» **Exercise description**: Pull out every line of the listing below where "label" appears.

(Collection entries)
▼
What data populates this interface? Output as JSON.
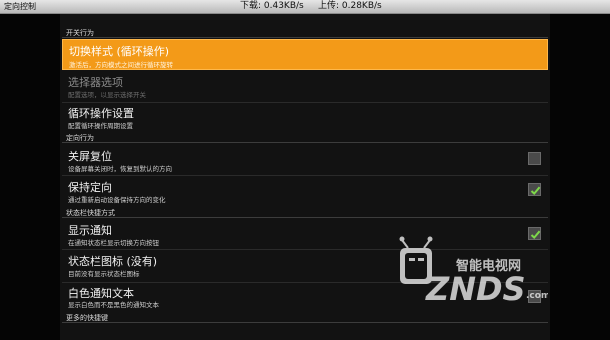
{
  "window": {
    "title": "定向控制",
    "download": "下载: 0.43KB/s",
    "upload": "上传: 0.28KB/s"
  },
  "sections": {
    "switch_behavior": "开关行为",
    "orientation_behavior": "定向行为",
    "statusbar_shortcut": "状态栏快捷方式",
    "more_shortcuts": "更多的快捷键"
  },
  "items": {
    "switch_style": {
      "title": "切换样式 (循环操作)",
      "summary": "激活后，方向模式之间进行循环旋转"
    },
    "selector_options": {
      "title": "选择器选项",
      "summary": "配置选项，以显示选择开关"
    },
    "cycle_settings": {
      "title": "循环操作设置",
      "summary": "配置循环操作周期设置"
    },
    "reset_on_screen_off": {
      "title": "关屏复位",
      "summary": "设备屏幕关闭时，恢复到默认的方向",
      "checked": false
    },
    "keep_orientation": {
      "title": "保持定向",
      "summary": "通过重新启动设备保持方向的变化",
      "checked": true
    },
    "show_notification": {
      "title": "显示通知",
      "summary": "在通知状态栏显示切换方向按钮",
      "checked": true
    },
    "statusbar_icon": {
      "title": "状态栏图标 (没有)",
      "summary": "目前没有显示状态栏图标"
    },
    "white_notification_text": {
      "title": "白色通知文本",
      "summary": "显示白色而不是黑色的通知文本",
      "checked": false
    }
  },
  "watermark": {
    "line1": "智能电视网",
    "line2": "ZNDS",
    "suffix": ".com"
  },
  "colors": {
    "accent": "#f39a18",
    "check": "#7ed84a",
    "background": "#121212"
  }
}
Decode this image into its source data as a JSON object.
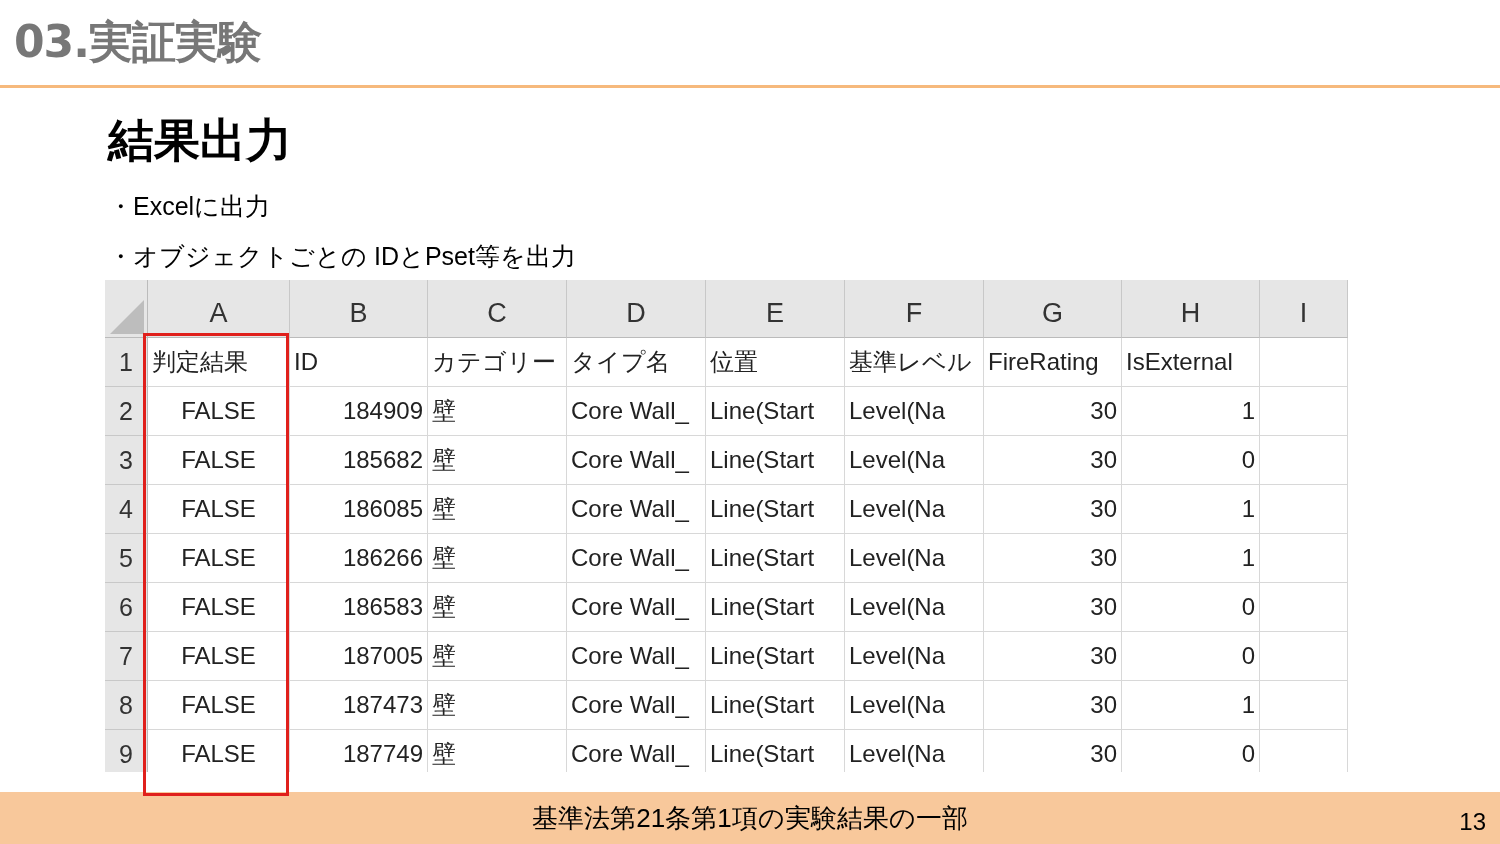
{
  "slide": {
    "section_title": "03.実証実験",
    "heading": "結果出力",
    "bullets": [
      "・Excelに出力",
      "・オブジェクトごとの IDとPset等を出力"
    ],
    "caption": "基準法第21条第1項の実験結果の一部",
    "page_number": "13"
  },
  "sheet": {
    "columns": [
      {
        "label": "A",
        "highlighted": true
      },
      {
        "label": "B",
        "highlighted": false
      },
      {
        "label": "C",
        "highlighted": false
      },
      {
        "label": "D",
        "highlighted": false
      },
      {
        "label": "E",
        "highlighted": false
      },
      {
        "label": "F",
        "highlighted": false
      },
      {
        "label": "G",
        "highlighted": false
      },
      {
        "label": "H",
        "highlighted": false
      },
      {
        "label": "I",
        "highlighted": false
      }
    ],
    "rows": [
      {
        "number": "1",
        "cells": [
          {
            "kind": "text",
            "value": "判定結果"
          },
          {
            "kind": "text",
            "value": "ID"
          },
          {
            "kind": "text",
            "value": "カテゴリー"
          },
          {
            "kind": "text",
            "value": "タイプ名"
          },
          {
            "kind": "text",
            "value": "位置"
          },
          {
            "kind": "text",
            "value": "基準レベル"
          },
          {
            "kind": "text",
            "value": "FireRating"
          },
          {
            "kind": "text",
            "value": "IsExternal"
          }
        ]
      },
      {
        "number": "2",
        "cells": [
          {
            "kind": "bool",
            "value": "FALSE"
          },
          {
            "kind": "number",
            "value": "184909"
          },
          {
            "kind": "text",
            "value": "壁"
          },
          {
            "kind": "text",
            "value": "Core Wall_"
          },
          {
            "kind": "text",
            "value": "Line(Start"
          },
          {
            "kind": "text",
            "value": "Level(Na"
          },
          {
            "kind": "number",
            "value": "30"
          },
          {
            "kind": "number",
            "value": "1"
          }
        ]
      },
      {
        "number": "3",
        "cells": [
          {
            "kind": "bool",
            "value": "FALSE"
          },
          {
            "kind": "number",
            "value": "185682"
          },
          {
            "kind": "text",
            "value": "壁"
          },
          {
            "kind": "text",
            "value": "Core Wall_"
          },
          {
            "kind": "text",
            "value": "Line(Start"
          },
          {
            "kind": "text",
            "value": "Level(Na"
          },
          {
            "kind": "number",
            "value": "30"
          },
          {
            "kind": "number",
            "value": "0"
          }
        ]
      },
      {
        "number": "4",
        "cells": [
          {
            "kind": "bool",
            "value": "FALSE"
          },
          {
            "kind": "number",
            "value": "186085"
          },
          {
            "kind": "text",
            "value": "壁"
          },
          {
            "kind": "text",
            "value": "Core Wall_"
          },
          {
            "kind": "text",
            "value": "Line(Start"
          },
          {
            "kind": "text",
            "value": "Level(Na"
          },
          {
            "kind": "number",
            "value": "30"
          },
          {
            "kind": "number",
            "value": "1"
          }
        ]
      },
      {
        "number": "5",
        "cells": [
          {
            "kind": "bool",
            "value": "FALSE"
          },
          {
            "kind": "number",
            "value": "186266"
          },
          {
            "kind": "text",
            "value": "壁"
          },
          {
            "kind": "text",
            "value": "Core Wall_"
          },
          {
            "kind": "text",
            "value": "Line(Start"
          },
          {
            "kind": "text",
            "value": "Level(Na"
          },
          {
            "kind": "number",
            "value": "30"
          },
          {
            "kind": "number",
            "value": "1"
          }
        ]
      },
      {
        "number": "6",
        "cells": [
          {
            "kind": "bool",
            "value": "FALSE"
          },
          {
            "kind": "number",
            "value": "186583"
          },
          {
            "kind": "text",
            "value": "壁"
          },
          {
            "kind": "text",
            "value": "Core Wall_"
          },
          {
            "kind": "text",
            "value": "Line(Start"
          },
          {
            "kind": "text",
            "value": "Level(Na"
          },
          {
            "kind": "number",
            "value": "30"
          },
          {
            "kind": "number",
            "value": "0"
          }
        ]
      },
      {
        "number": "7",
        "cells": [
          {
            "kind": "bool",
            "value": "FALSE"
          },
          {
            "kind": "number",
            "value": "187005"
          },
          {
            "kind": "text",
            "value": "壁"
          },
          {
            "kind": "text",
            "value": "Core Wall_"
          },
          {
            "kind": "text",
            "value": "Line(Start"
          },
          {
            "kind": "text",
            "value": "Level(Na"
          },
          {
            "kind": "number",
            "value": "30"
          },
          {
            "kind": "number",
            "value": "0"
          }
        ]
      },
      {
        "number": "8",
        "cells": [
          {
            "kind": "bool",
            "value": "FALSE"
          },
          {
            "kind": "number",
            "value": "187473"
          },
          {
            "kind": "text",
            "value": "壁"
          },
          {
            "kind": "text",
            "value": "Core Wall_"
          },
          {
            "kind": "text",
            "value": "Line(Start"
          },
          {
            "kind": "text",
            "value": "Level(Na"
          },
          {
            "kind": "number",
            "value": "30"
          },
          {
            "kind": "number",
            "value": "1"
          }
        ]
      },
      {
        "number": "9",
        "cells": [
          {
            "kind": "bool",
            "value": "FALSE"
          },
          {
            "kind": "number",
            "value": "187749"
          },
          {
            "kind": "text",
            "value": "壁"
          },
          {
            "kind": "text",
            "value": "Core Wall_"
          },
          {
            "kind": "text",
            "value": "Line(Start"
          },
          {
            "kind": "text",
            "value": "Level(Na"
          },
          {
            "kind": "number",
            "value": "30"
          },
          {
            "kind": "number",
            "value": "0"
          }
        ]
      }
    ]
  }
}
▲
» **Solution to the problem**:
        "label": "A",
        "label": "B",
        "label": "C",
        "label": "D",
        "label": "E",
        "label": "F",
        "label": "G",
        "label": "H",
        "label": "I",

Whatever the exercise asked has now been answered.